Repeat each entry word for word. Leave any images out of the copy.

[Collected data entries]
------

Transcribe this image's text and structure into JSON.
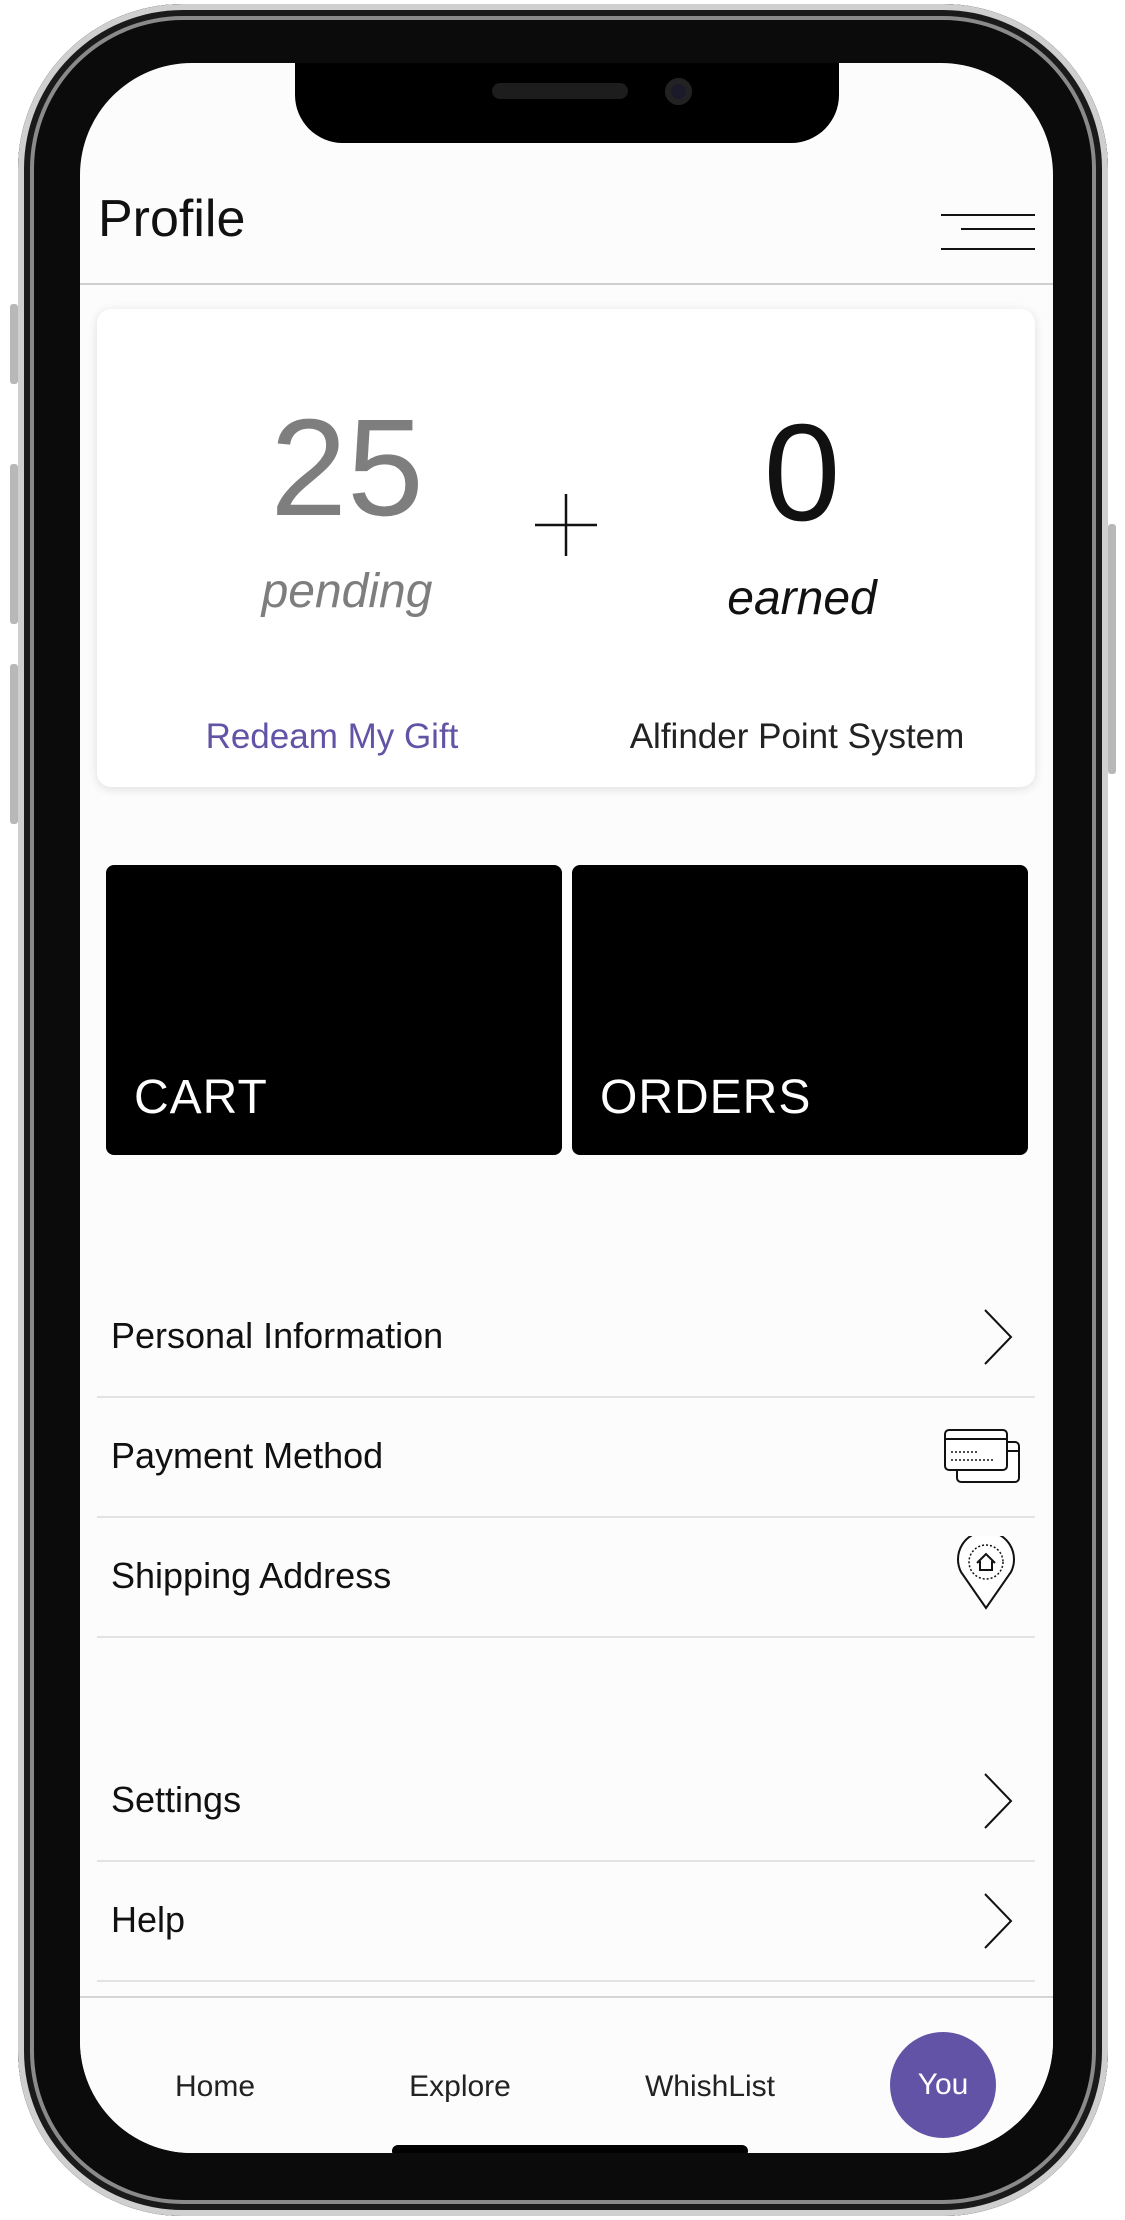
{
  "header": {
    "title": "Profile",
    "menu_icon": "hamburger-menu-icon"
  },
  "points": {
    "pending_value": "25",
    "pending_label": "pending",
    "operator": "+",
    "earned_value": "0",
    "earned_label": "earned",
    "redeem_link": "Redeam My Gift",
    "system_link": "Alfinder Point System"
  },
  "tiles": [
    {
      "label": "CART"
    },
    {
      "label": "ORDERS"
    }
  ],
  "account_list": [
    {
      "label": "Personal Information",
      "icon": "chevron-right-icon"
    },
    {
      "label": "Payment Method",
      "icon": "credit-cards-icon"
    },
    {
      "label": "Shipping Address",
      "icon": "home-location-pin-icon"
    }
  ],
  "support_list": [
    {
      "label": "Settings",
      "icon": "chevron-right-icon"
    },
    {
      "label": "Help",
      "icon": "chevron-right-icon"
    }
  ],
  "tabbar": {
    "items": [
      {
        "label": "Home"
      },
      {
        "label": "Explore"
      },
      {
        "label": "WhishList"
      },
      {
        "label": "You",
        "active": true
      }
    ]
  },
  "colors": {
    "accent": "#6353a6",
    "tile_bg": "#000000",
    "muted_text": "#7e7e7e"
  }
}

------

FINAL RESULT ::
Transcribe this image's text and structure into JSON.
{
  "header": {
    "title": "Profile",
    "menu_icon": "hamburger-menu-icon"
  },
  "points": {
    "pending_value": "25",
    "pending_label": "pending",
    "operator": "+",
    "earned_value": "0",
    "earned_label": "earned",
    "redeem_link": "Redeam My Gift",
    "system_link": "Alfinder Point System"
  },
  "tiles": [
    {
      "label": "CART"
    },
    {
      "label": "ORDERS"
    }
  ],
  "account_list": [
    {
      "label": "Personal Information",
      "icon": "chevron-right-icon"
    },
    {
      "label": "Payment Method",
      "icon": "credit-cards-icon"
    },
    {
      "label": "Shipping Address",
      "icon": "home-location-pin-icon"
    }
  ],
  "support_list": [
    {
      "label": "Settings",
      "icon": "chevron-right-icon"
    },
    {
      "label": "Help",
      "icon": "chevron-right-icon"
    }
  ],
  "tabbar": {
    "items": [
      {
        "label": "Home"
      },
      {
        "label": "Explore"
      },
      {
        "label": "WhishList"
      },
      {
        "label": "You",
        "active": true
      }
    ]
  },
  "colors": {
    "accent": "#6353a6",
    "tile_bg": "#000000",
    "muted_text": "#7e7e7e"
  }
}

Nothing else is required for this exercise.